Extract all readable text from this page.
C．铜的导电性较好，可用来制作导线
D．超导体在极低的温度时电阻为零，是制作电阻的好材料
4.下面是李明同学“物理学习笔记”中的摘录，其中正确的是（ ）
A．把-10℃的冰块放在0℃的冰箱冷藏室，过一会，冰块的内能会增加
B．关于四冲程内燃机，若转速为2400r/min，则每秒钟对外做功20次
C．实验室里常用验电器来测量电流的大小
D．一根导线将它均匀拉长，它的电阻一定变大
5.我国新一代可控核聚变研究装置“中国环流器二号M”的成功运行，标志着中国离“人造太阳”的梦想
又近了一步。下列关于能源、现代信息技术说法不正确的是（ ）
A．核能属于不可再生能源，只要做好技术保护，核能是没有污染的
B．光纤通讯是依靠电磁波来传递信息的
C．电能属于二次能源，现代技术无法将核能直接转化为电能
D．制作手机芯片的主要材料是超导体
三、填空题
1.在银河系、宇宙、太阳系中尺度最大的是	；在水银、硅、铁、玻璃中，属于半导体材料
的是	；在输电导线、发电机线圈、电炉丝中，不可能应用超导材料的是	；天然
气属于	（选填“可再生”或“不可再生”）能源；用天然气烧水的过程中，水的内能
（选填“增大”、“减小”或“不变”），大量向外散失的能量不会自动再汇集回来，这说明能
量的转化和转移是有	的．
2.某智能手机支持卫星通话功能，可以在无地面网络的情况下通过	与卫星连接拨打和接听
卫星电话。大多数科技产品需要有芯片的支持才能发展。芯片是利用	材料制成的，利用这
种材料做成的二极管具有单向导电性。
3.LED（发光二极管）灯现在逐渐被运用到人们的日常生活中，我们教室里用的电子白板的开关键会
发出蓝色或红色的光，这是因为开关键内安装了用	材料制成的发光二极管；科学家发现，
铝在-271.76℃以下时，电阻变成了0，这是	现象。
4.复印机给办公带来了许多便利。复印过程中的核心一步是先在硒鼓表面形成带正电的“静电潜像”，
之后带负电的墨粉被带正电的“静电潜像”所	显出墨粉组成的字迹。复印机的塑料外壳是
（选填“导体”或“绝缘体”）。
+ + +
* _AIM_:
Write out the whole listing again. Match it word for word.

* _ANSWER FOR THE TASK_:
Extract all readable text from this page.
C．铜的导电性较好，可用来制作导线
D．超导体在极低的温度时电阻为零，是制作电阻的好材料
4.下面是李明同学“物理学习笔记”中的摘录，其中正确的是（ ）
A．把-10℃的冰块放在0℃的冰箱冷藏室，过一会，冰块的内能会增加
B．关于四冲程内燃机，若转速为2400r/min，则每秒钟对外做功20次
C．实验室里常用验电器来测量电流的大小
D．一根导线将它均匀拉长，它的电阻一定变大
5.我国新一代可控核聚变研究装置“中国环流器二号M”的成功运行，标志着中国离“人造太阳”的梦想
又近了一步。下列关于能源、现代信息技术说法不正确的是（ ）
A．核能属于不可再生能源，只要做好技术保护，核能是没有污染的
B．光纤通讯是依靠电磁波来传递信息的
C．电能属于二次能源，现代技术无法将核能直接转化为电能
D．制作手机芯片的主要材料是超导体
三、填空题
1.在银河系、宇宙、太阳系中尺度最大的是	；在水银、硅、铁、玻璃中，属于半导体材料
的是	；在输电导线、发电机线圈、电炉丝中，不可能应用超导材料的是	；天然
气属于	（选填“可再生”或“不可再生”）能源；用天然气烧水的过程中，水的内能
（选填“增大”、“减小”或“不变”），大量向外散失的能量不会自动再汇集回来，这说明能
量的转化和转移是有	的．
2.某智能手机支持卫星通话功能，可以在无地面网络的情况下通过	与卫星连接拨打和接听
卫星电话。大多数科技产品需要有芯片的支持才能发展。芯片是利用	材料制成的，利用这
种材料做成的二极管具有单向导电性。
3.LED（发光二极管）灯现在逐渐被运用到人们的日常生活中，我们教室里用的电子白板的开关键会
发出蓝色或红色的光，这是因为开关键内安装了用	材料制成的发光二极管；科学家发现，
铝在-271.76℃以下时，电阻变成了0，这是	现象。
4.复印机给办公带来了许多便利。复印过程中的核心一步是先在硒鼓表面形成带正电的“静电潜像”，
之后带负电的墨粉被带正电的“静电潜像”所	显出墨粉组成的字迹。复印机的塑料外壳是
（选填“导体”或“绝缘体”）。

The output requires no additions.